Look for the line containing "Convert this document image to plain text." in the listing below. Retype that line and every subsequent line through the last one, and only those.
========
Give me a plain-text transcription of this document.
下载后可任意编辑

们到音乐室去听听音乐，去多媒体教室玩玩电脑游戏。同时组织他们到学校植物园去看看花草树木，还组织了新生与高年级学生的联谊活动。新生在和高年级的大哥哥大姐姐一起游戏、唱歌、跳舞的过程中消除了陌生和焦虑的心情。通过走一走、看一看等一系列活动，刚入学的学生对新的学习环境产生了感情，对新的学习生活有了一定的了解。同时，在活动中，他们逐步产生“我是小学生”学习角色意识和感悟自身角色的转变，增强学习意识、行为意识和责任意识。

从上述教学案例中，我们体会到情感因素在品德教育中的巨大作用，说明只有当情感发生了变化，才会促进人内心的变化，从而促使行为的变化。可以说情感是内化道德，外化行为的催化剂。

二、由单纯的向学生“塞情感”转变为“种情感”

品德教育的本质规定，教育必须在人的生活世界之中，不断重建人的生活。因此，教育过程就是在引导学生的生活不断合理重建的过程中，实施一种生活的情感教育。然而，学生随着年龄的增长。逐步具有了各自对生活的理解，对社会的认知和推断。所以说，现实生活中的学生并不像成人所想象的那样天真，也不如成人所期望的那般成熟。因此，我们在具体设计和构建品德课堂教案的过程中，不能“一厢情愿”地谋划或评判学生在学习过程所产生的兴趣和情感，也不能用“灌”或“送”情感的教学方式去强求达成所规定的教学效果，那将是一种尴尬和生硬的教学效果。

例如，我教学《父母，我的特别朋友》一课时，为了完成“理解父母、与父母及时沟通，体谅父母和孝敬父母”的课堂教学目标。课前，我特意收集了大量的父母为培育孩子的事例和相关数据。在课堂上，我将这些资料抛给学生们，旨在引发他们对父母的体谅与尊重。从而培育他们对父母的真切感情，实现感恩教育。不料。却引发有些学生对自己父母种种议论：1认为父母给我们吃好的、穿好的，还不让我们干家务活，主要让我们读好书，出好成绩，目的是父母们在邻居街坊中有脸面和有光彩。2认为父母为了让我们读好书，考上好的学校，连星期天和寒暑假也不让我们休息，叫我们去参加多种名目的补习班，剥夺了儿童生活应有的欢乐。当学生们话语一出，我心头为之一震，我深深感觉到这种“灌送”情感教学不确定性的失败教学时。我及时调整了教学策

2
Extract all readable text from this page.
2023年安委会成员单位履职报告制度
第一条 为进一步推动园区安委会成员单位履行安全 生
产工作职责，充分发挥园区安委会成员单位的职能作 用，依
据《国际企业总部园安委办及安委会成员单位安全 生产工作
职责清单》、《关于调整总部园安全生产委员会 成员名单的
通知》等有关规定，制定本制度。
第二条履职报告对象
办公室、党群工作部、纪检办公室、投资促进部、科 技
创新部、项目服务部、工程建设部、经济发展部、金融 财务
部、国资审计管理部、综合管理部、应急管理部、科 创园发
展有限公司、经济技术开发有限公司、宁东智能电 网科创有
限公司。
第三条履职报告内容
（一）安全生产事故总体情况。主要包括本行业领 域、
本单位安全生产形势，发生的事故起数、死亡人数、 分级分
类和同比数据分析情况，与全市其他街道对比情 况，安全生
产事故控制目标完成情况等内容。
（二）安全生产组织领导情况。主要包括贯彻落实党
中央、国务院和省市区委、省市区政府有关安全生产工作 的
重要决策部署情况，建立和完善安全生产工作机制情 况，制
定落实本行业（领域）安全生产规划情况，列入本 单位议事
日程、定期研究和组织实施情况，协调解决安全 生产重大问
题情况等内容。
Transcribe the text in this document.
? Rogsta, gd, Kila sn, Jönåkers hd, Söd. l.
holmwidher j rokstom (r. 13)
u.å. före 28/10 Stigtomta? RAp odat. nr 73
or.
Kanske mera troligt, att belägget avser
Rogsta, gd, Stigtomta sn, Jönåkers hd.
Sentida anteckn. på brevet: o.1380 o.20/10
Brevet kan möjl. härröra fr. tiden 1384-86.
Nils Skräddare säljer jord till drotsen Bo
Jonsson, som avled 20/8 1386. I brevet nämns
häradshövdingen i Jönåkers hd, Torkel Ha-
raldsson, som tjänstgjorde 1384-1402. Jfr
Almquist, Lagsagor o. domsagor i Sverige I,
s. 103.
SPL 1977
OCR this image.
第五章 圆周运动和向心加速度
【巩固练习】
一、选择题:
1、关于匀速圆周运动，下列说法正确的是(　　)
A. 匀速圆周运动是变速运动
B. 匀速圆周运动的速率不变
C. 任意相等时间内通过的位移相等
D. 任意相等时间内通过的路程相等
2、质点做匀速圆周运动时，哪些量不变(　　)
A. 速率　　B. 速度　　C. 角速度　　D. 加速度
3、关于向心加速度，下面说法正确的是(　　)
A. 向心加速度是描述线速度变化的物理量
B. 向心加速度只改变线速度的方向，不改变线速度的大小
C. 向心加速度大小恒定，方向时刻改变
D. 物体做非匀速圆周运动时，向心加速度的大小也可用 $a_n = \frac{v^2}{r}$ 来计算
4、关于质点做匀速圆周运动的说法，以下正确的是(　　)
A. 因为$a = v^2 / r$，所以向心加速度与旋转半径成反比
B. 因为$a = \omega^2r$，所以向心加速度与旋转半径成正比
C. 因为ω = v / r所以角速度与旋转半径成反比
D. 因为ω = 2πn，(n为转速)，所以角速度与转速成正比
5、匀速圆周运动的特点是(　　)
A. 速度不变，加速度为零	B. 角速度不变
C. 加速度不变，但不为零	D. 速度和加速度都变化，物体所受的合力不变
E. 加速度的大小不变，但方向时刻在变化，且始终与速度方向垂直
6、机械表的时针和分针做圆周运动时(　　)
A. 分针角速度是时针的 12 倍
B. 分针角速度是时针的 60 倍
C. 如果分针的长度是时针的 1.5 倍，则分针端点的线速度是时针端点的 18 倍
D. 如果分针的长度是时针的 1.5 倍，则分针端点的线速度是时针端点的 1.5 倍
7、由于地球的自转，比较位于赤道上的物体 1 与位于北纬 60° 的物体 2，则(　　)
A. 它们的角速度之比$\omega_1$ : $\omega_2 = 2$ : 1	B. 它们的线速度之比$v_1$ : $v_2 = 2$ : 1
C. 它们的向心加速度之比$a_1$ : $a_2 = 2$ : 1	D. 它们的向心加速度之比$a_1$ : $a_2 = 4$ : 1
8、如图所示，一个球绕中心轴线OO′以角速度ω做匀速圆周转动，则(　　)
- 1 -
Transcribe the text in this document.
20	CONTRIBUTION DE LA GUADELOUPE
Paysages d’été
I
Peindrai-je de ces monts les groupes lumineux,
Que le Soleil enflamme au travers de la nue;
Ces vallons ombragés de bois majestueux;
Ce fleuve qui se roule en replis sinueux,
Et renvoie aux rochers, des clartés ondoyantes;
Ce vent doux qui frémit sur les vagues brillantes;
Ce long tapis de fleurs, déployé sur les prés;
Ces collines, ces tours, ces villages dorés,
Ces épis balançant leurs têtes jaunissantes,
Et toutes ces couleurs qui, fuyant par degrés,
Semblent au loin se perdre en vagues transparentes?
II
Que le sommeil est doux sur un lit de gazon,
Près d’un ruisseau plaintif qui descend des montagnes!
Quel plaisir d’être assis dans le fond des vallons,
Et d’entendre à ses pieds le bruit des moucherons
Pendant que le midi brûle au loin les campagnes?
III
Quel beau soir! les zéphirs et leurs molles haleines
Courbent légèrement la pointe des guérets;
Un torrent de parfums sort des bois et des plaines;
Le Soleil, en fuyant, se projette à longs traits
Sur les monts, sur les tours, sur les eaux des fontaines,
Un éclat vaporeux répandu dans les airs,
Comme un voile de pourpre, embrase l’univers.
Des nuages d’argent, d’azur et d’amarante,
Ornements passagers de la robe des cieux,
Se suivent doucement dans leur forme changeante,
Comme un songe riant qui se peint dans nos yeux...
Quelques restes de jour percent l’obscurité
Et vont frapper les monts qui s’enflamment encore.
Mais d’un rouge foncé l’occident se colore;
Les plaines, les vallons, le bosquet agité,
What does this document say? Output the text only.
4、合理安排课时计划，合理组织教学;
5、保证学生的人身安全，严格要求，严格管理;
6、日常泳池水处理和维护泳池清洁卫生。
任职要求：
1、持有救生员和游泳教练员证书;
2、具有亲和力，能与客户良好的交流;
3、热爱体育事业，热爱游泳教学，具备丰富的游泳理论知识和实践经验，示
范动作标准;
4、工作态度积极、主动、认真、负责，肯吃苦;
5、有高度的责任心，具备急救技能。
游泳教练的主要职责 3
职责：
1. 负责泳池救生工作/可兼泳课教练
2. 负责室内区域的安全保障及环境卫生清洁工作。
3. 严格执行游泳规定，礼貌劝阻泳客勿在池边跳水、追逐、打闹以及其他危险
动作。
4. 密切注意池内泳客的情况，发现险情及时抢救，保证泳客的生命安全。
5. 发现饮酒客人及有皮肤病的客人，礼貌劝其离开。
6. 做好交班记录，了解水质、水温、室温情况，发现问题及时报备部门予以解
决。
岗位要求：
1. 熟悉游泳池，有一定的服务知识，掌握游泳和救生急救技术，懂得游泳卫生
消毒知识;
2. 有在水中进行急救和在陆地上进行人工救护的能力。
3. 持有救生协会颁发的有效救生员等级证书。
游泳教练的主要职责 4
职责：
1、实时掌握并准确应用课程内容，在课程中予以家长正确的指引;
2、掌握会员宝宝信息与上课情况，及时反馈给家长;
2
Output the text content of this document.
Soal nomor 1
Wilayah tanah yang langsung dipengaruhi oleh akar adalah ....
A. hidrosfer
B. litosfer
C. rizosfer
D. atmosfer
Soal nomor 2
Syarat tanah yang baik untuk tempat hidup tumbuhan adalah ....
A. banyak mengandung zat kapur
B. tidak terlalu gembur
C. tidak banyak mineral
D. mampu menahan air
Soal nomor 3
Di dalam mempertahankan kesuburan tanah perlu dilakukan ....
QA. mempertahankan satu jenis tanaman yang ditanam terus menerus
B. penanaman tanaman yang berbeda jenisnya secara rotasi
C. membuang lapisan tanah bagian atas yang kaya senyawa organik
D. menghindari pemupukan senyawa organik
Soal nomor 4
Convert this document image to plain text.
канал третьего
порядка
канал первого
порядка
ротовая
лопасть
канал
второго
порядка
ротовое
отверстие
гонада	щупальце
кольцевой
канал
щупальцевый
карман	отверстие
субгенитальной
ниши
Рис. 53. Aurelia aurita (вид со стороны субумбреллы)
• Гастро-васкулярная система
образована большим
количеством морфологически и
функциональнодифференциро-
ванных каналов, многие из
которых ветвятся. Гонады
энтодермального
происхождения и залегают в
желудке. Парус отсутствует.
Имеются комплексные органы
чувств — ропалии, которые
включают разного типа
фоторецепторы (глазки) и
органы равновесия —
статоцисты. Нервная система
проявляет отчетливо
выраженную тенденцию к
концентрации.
========
> [CORRECT RESULT]:
Convert this document image to plain text.
канал третьего
порядка
канал первого
порядка
ротовая
лопасть
канал
второго
порядка
ротовое
отверстие
гонада	щупальце
кольцевой
канал
щупальцевый
карман	отверстие
субгенитальной
ниши
Рис. 53. Aurelia aurita (вид со стороны субумбреллы)
• Гастро-васкулярная система
образована большим
количеством морфологически и
функциональнодифференциро-
ванных каналов, многие из
которых ветвятся. Гонады
энтодермального
происхождения и залегают в
желудке. Парус отсутствует.
Имеются комплексные органы
чувств — ропалии, которые
включают разного типа
фоторецепторы (глазки) и
органы равновесия —
статоцисты. Нервная система
проявляет отчетливо
выраженную тенденцию к
концентрации.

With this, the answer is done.